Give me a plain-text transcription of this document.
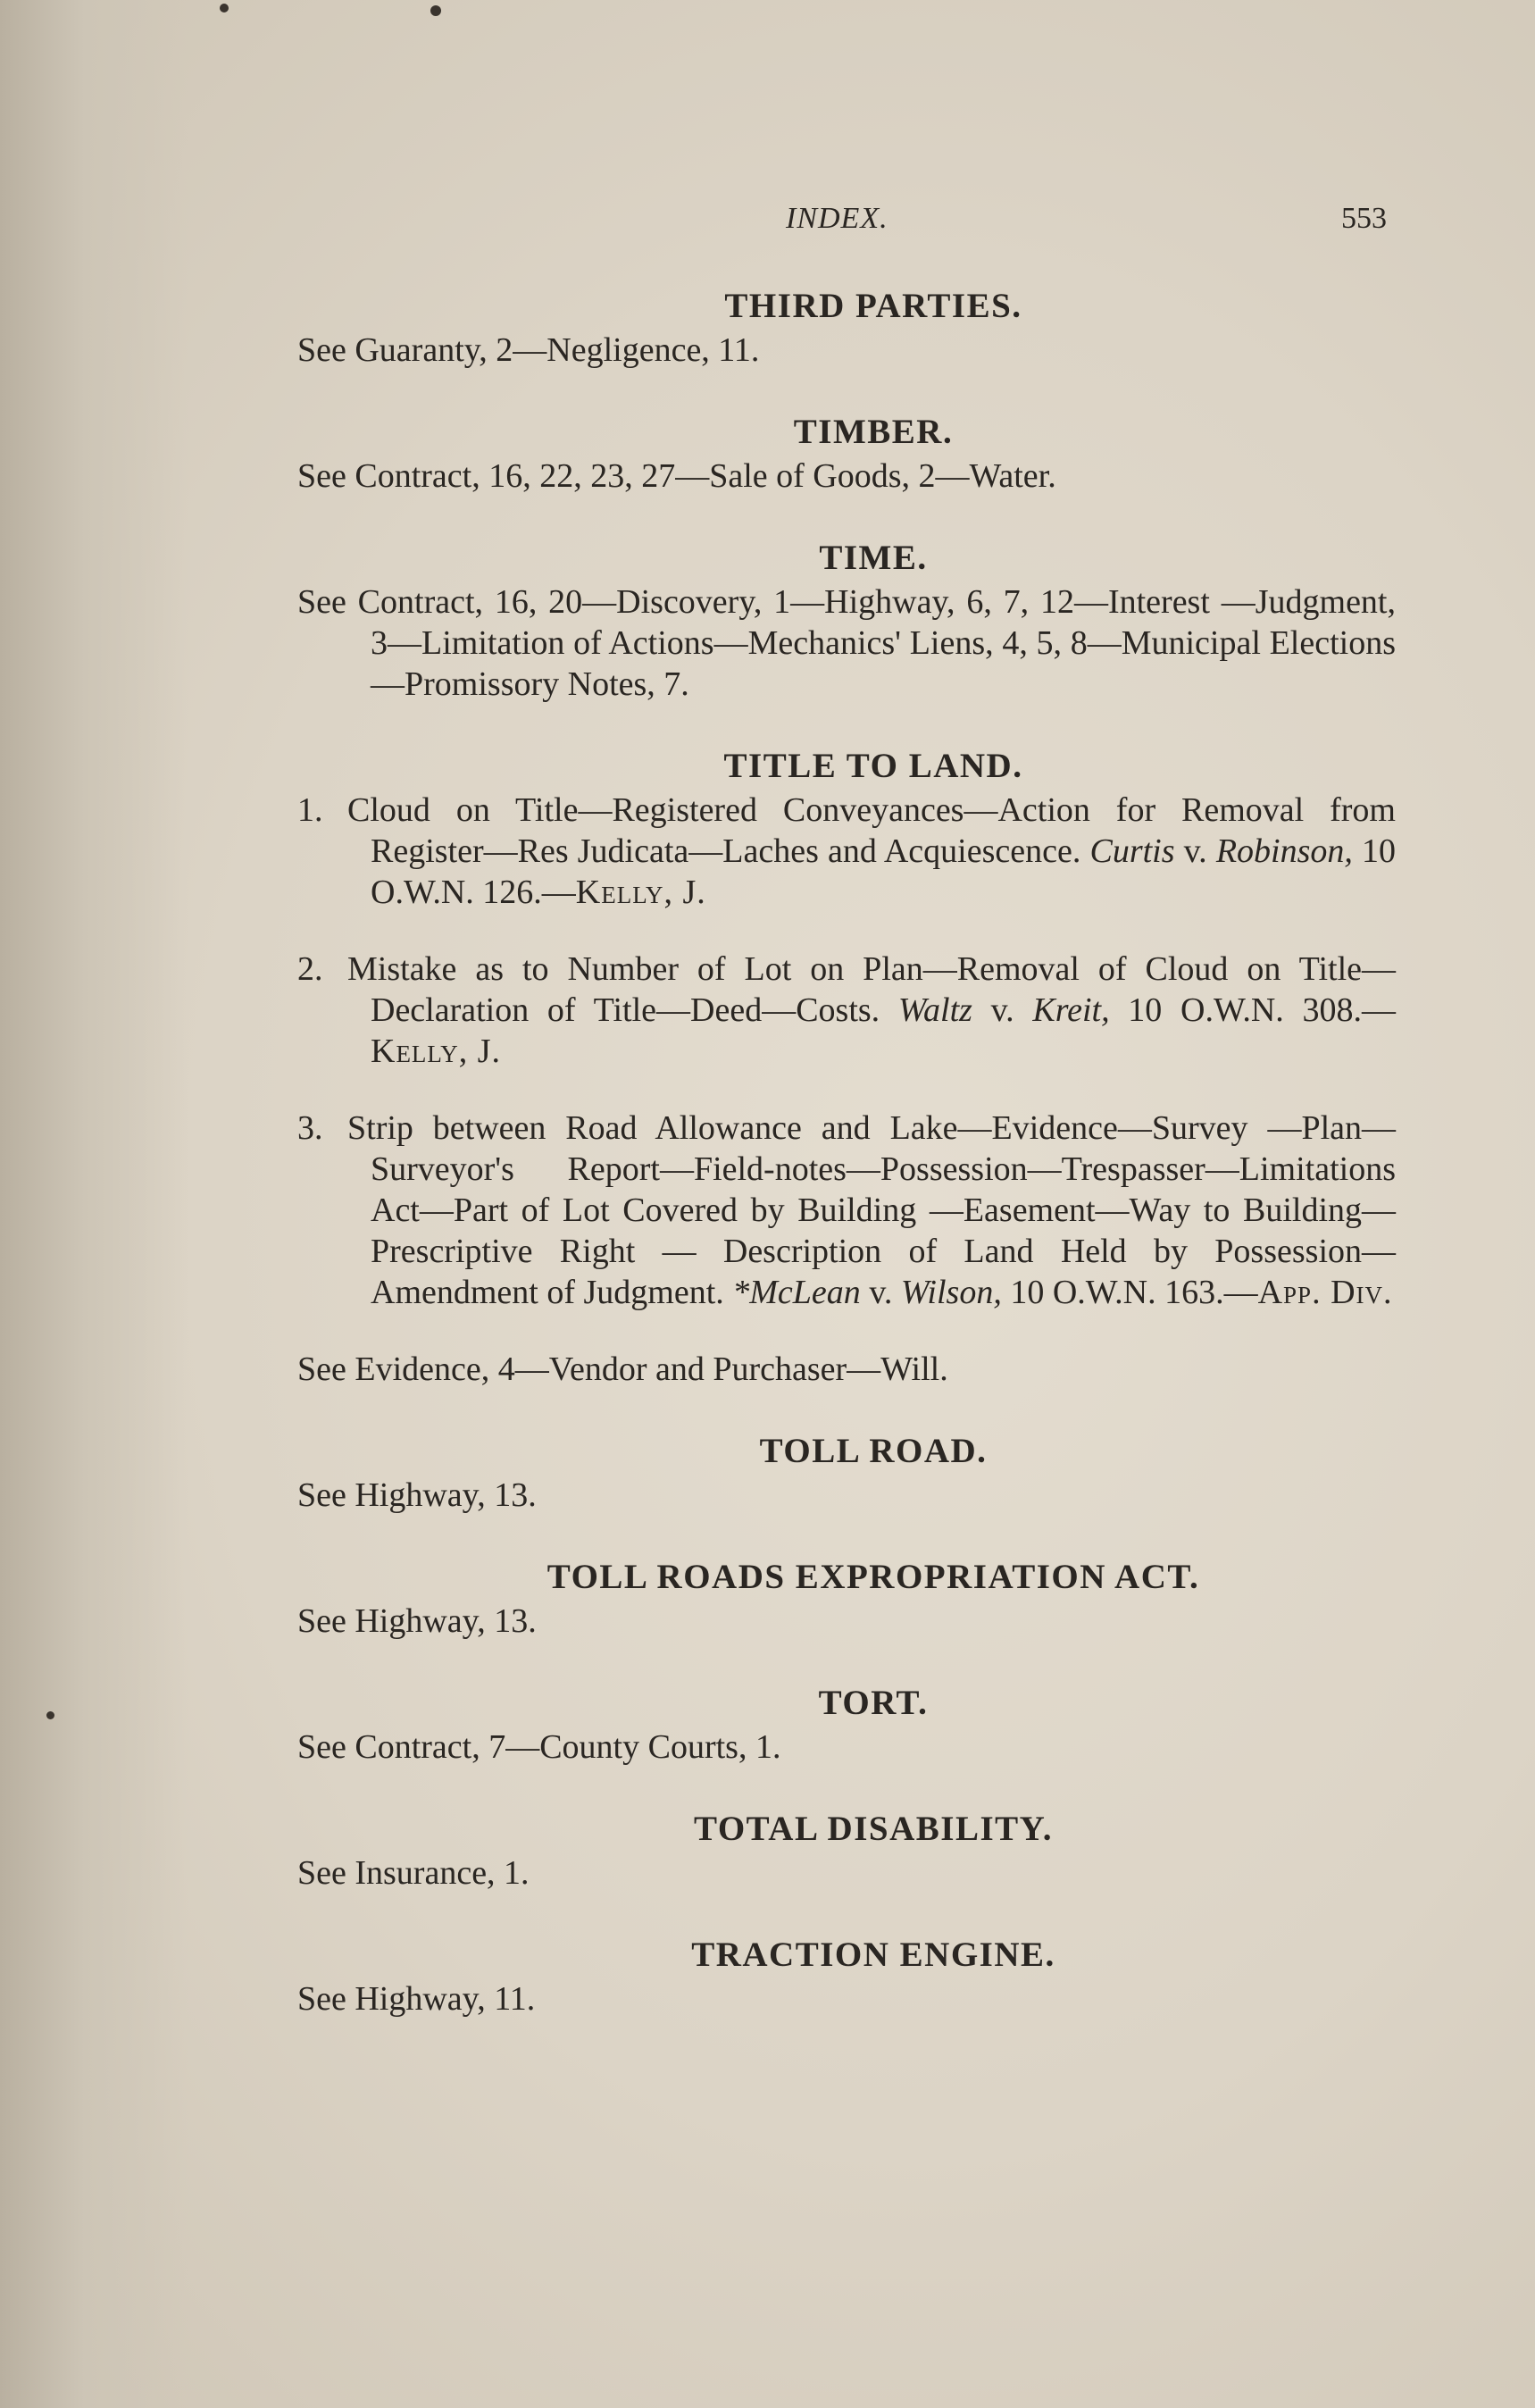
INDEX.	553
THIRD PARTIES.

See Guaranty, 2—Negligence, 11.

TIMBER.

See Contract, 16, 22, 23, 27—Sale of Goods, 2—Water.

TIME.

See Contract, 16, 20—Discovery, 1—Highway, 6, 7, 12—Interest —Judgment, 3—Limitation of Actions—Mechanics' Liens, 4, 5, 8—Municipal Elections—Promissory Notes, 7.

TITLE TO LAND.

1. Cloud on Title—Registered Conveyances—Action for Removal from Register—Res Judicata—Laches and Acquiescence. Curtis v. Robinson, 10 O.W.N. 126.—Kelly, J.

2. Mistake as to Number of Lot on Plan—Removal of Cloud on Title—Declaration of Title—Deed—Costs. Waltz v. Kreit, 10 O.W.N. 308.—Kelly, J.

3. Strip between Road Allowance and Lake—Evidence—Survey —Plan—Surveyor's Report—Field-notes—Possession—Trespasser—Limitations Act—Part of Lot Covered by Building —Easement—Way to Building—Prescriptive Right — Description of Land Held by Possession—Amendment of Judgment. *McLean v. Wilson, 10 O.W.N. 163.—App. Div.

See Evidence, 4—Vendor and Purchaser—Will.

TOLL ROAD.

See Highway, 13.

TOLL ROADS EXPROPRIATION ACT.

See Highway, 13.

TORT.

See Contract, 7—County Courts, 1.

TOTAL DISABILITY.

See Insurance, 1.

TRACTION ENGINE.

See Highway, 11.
---
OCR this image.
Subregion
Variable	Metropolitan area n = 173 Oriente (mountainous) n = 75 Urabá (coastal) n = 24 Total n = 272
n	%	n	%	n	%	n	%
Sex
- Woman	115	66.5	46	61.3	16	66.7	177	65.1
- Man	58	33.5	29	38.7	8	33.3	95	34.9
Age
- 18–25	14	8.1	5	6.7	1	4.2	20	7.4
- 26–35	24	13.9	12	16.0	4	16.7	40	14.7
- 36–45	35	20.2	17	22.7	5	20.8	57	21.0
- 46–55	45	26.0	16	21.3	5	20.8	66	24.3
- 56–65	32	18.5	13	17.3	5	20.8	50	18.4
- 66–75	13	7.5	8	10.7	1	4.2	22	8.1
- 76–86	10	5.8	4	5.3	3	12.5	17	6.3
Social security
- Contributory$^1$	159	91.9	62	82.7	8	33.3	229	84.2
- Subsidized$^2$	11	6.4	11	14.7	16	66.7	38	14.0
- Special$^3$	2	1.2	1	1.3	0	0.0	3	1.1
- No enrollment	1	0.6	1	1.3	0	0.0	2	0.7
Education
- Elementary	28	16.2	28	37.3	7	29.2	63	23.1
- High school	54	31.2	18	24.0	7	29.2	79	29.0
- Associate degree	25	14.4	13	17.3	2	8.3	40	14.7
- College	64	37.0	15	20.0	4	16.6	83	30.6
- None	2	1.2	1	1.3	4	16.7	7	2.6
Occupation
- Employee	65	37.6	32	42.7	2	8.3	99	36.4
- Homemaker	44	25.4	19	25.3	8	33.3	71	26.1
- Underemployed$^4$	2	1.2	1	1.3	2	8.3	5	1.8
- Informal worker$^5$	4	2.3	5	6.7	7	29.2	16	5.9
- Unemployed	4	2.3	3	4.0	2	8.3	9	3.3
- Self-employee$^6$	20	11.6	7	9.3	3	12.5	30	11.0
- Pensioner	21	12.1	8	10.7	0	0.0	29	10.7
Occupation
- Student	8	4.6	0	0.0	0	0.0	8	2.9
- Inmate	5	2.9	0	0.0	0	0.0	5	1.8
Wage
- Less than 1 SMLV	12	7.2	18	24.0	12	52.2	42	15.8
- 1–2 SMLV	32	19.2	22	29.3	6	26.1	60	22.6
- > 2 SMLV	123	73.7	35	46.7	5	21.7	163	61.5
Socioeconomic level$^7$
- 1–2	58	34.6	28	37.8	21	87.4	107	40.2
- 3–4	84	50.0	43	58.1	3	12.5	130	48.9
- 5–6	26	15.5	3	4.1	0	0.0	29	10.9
--
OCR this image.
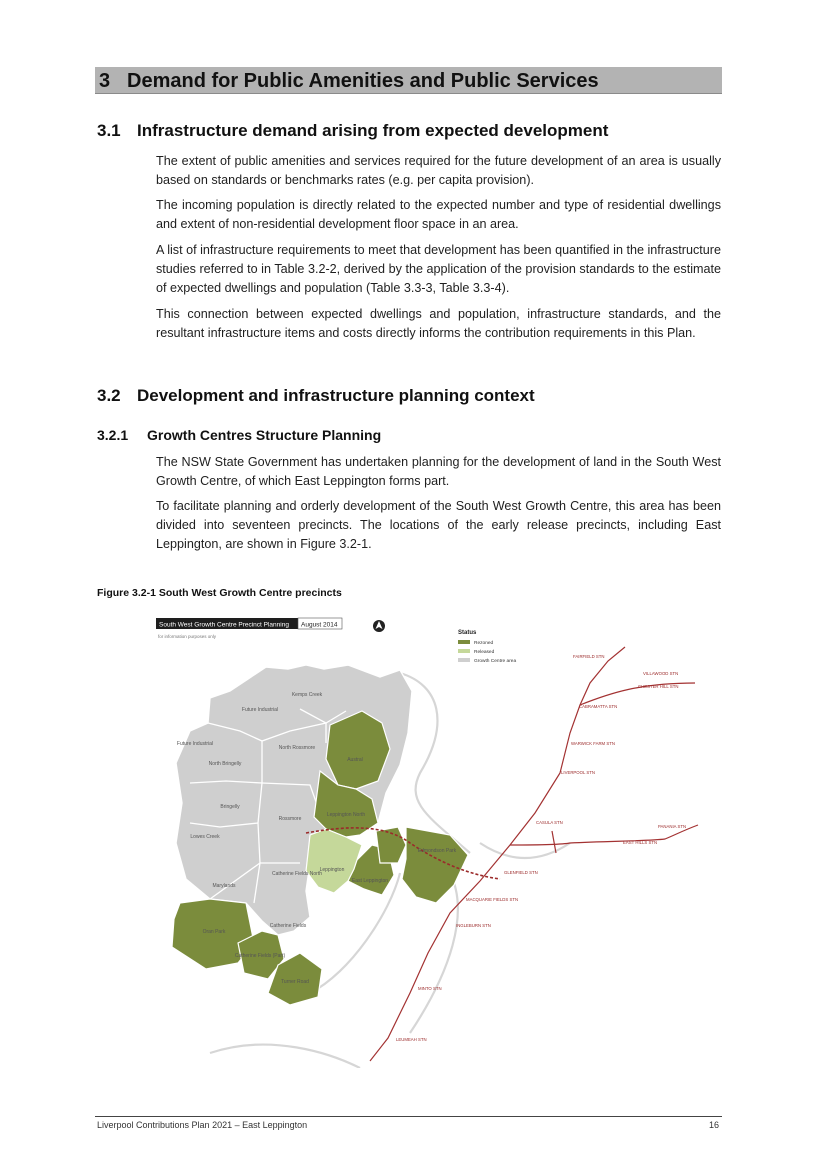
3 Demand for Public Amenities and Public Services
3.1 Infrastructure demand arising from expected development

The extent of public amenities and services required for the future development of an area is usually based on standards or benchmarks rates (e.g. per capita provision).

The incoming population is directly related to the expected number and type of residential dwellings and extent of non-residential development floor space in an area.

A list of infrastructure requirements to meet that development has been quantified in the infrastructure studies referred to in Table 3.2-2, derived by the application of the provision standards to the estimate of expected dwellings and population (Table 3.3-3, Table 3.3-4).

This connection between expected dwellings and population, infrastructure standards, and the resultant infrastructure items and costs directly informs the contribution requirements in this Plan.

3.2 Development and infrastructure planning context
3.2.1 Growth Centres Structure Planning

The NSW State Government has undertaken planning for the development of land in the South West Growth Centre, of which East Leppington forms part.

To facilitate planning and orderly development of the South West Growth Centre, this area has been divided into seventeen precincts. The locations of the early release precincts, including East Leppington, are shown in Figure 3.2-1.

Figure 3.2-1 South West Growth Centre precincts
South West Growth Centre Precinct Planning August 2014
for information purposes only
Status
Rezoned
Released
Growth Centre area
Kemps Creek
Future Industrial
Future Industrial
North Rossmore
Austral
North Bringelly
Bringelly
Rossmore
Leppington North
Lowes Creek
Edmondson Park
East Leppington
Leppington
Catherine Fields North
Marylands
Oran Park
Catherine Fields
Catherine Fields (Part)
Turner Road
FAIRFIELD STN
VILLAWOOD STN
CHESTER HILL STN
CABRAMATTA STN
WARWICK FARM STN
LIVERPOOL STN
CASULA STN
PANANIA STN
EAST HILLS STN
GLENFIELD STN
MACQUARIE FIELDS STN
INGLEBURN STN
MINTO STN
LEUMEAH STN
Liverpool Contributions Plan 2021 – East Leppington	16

# [TASK DESCRIPTION]
Show all lines from the data above in which the word "area" appears.

# [RESULT]
Variable	Metropolitan area n = 173 Oriente (mountainous) n = 75 Urabá (coastal) n = 24 Total n = 272
The extent of public amenities and services required for the future development of an area is usually based on standards or benchmarks rates (e.g. per capita provision).
The incoming population is directly related to the expected number and type of residential dwellings and extent of non-residential development floor space in an area.
To facilitate planning and orderly development of the South West Growth Centre, this area has been divided into seventeen precincts. The locations of the early release precincts, including East Leppington, are shown in Figure 3.2-1.
Growth Centre area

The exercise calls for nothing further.